_Work instructions_
Read through the data and report every line in which the word "Check" occurs.

_Working data_
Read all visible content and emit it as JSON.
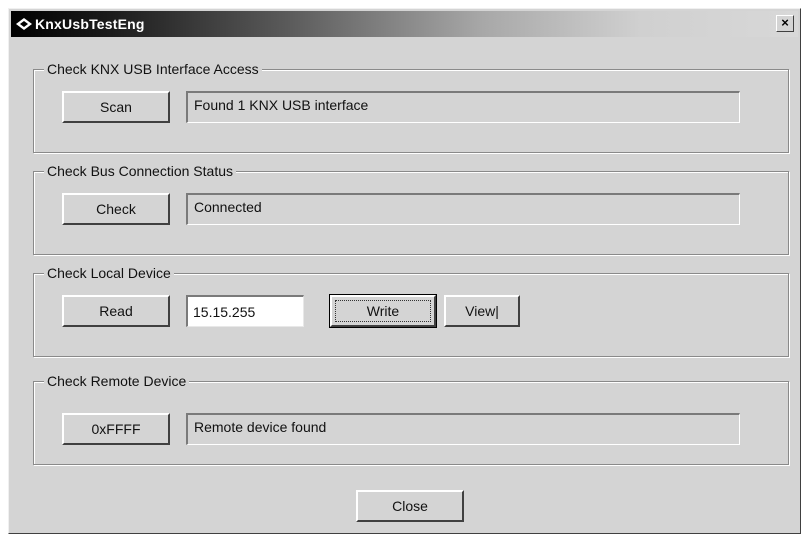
{
  "window": {
    "title": "KnxUsbTestEng",
    "close_glyph": "×"
  },
  "groups": {
    "usb_access": {
      "legend": "Check KNX USB Interface Access",
      "button_label": "Scan",
      "status_text": "Found 1 KNX USB interface"
    },
    "bus_connection": {
      "legend": "Check Bus Connection Status",
      "button_label": "Check",
      "status_text": "Connected"
    },
    "local_device": {
      "legend": "Check Local Device",
      "read_label": "Read",
      "address_value": "15.15.255",
      "write_label": "Write",
      "view_label": "View|"
    },
    "remote_device": {
      "legend": "Check Remote Device",
      "button_label": "0xFFFF",
      "status_text": "Remote device found"
    }
  },
  "footer": {
    "close_label": "Close"
  },
  "icons": {
    "title_icon": "knx-logo-icon",
    "close_icon": "close-icon"
  }
}
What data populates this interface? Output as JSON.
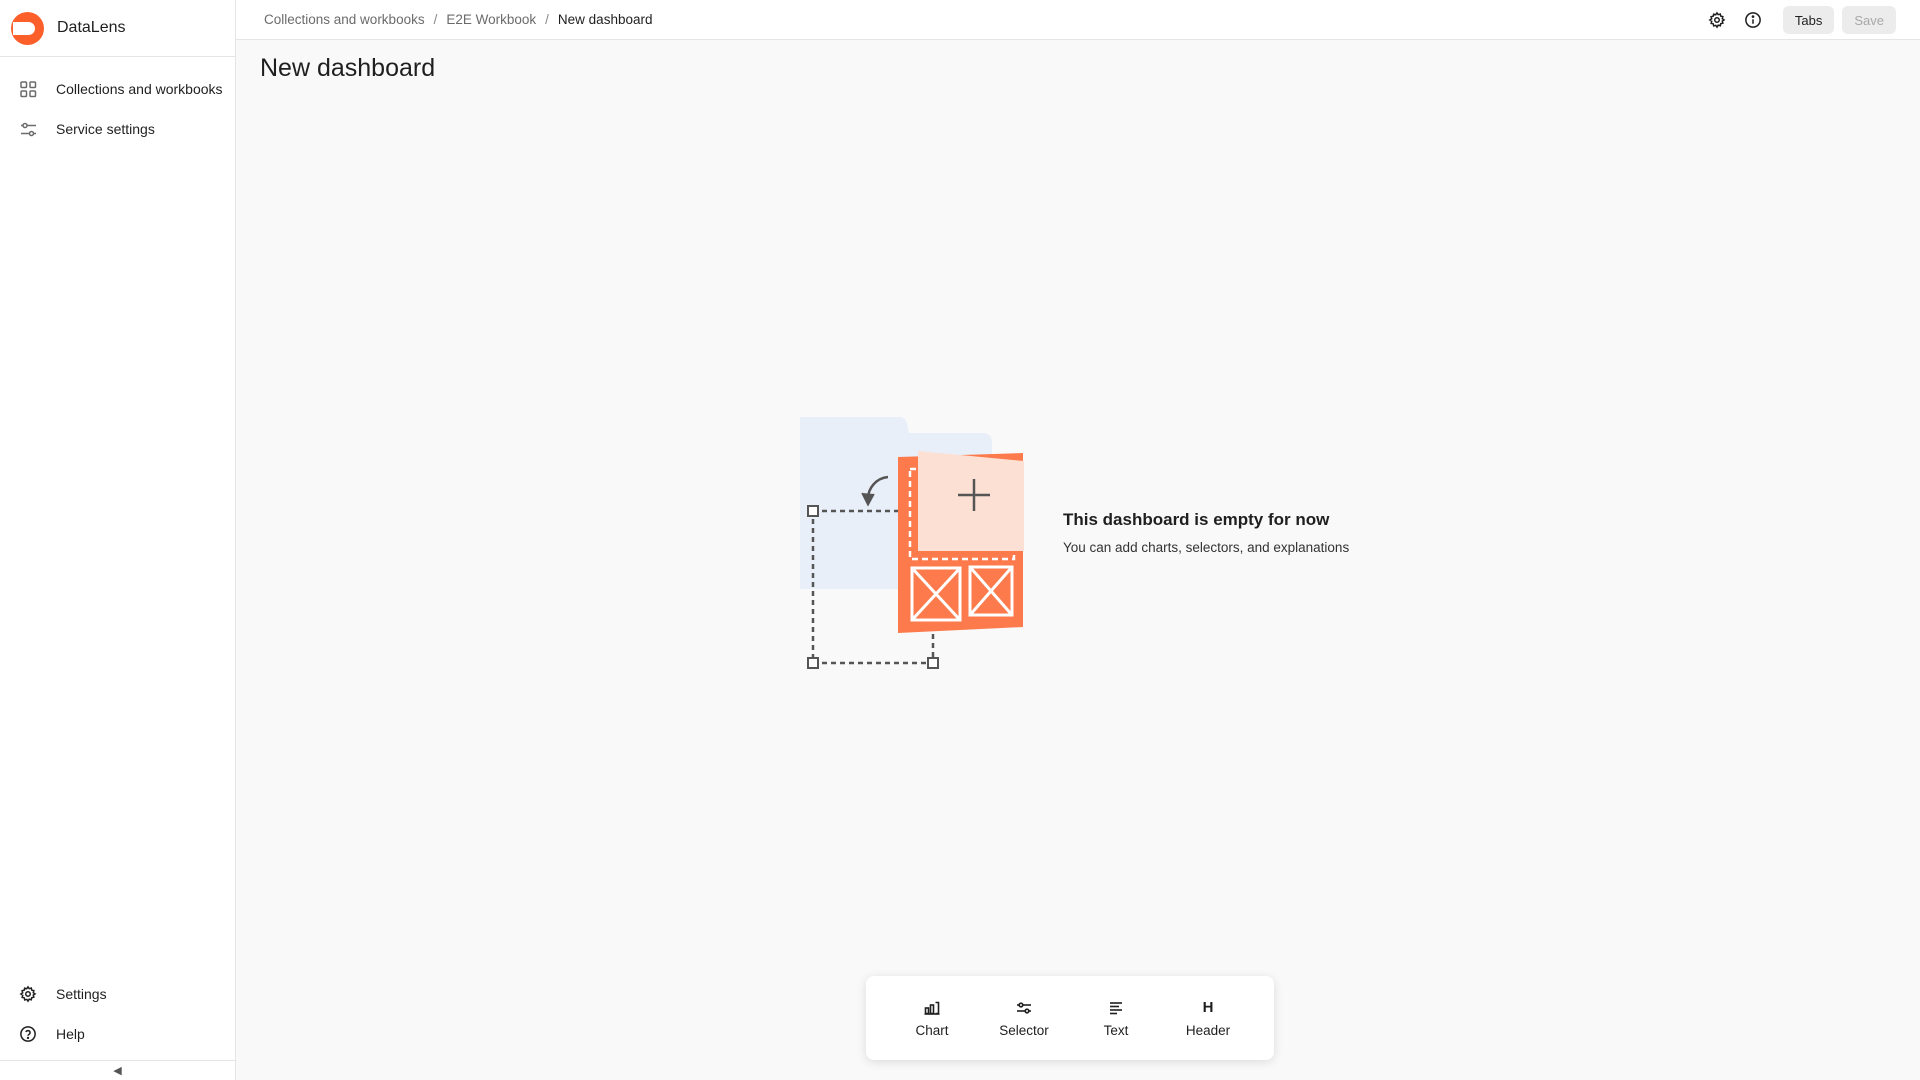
{
  "app": {
    "name": "DataLens",
    "brand_color": "#fc5f2a"
  },
  "sidebar": {
    "items": [
      {
        "label": "Collections and workbooks",
        "icon": "grid-icon"
      },
      {
        "label": "Service settings",
        "icon": "sliders-icon"
      }
    ],
    "bottom_items": [
      {
        "label": "Settings",
        "icon": "gear-icon"
      },
      {
        "label": "Help",
        "icon": "help-circle-icon"
      }
    ],
    "collapse_glyph": "◀"
  },
  "breadcrumb": {
    "items": [
      "Collections and workbooks",
      "E2E Workbook"
    ],
    "separator": "/",
    "current": "New dashboard"
  },
  "header_actions": {
    "icons": [
      "gear-icon",
      "info-icon"
    ],
    "tabs_label": "Tabs",
    "save_label": "Save"
  },
  "page": {
    "title": "New dashboard"
  },
  "empty_state": {
    "title": "This dashboard is empty for now",
    "subtitle": "You can add charts, selectors, and explanations"
  },
  "toolbar": {
    "items": [
      {
        "label": "Chart",
        "icon": "chart-icon"
      },
      {
        "label": "Selector",
        "icon": "selector-icon"
      },
      {
        "label": "Text",
        "icon": "text-icon"
      },
      {
        "label": "Header",
        "icon": "header-icon",
        "glyph": "H"
      }
    ]
  }
}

_Full answer_
      "legend": "Check KNX USB Interface Access",
      "legend": "Check Bus Connection Status",
      "button_label": "Check",
      "legend": "Check Local Device",
      "legend": "Check Remote Device",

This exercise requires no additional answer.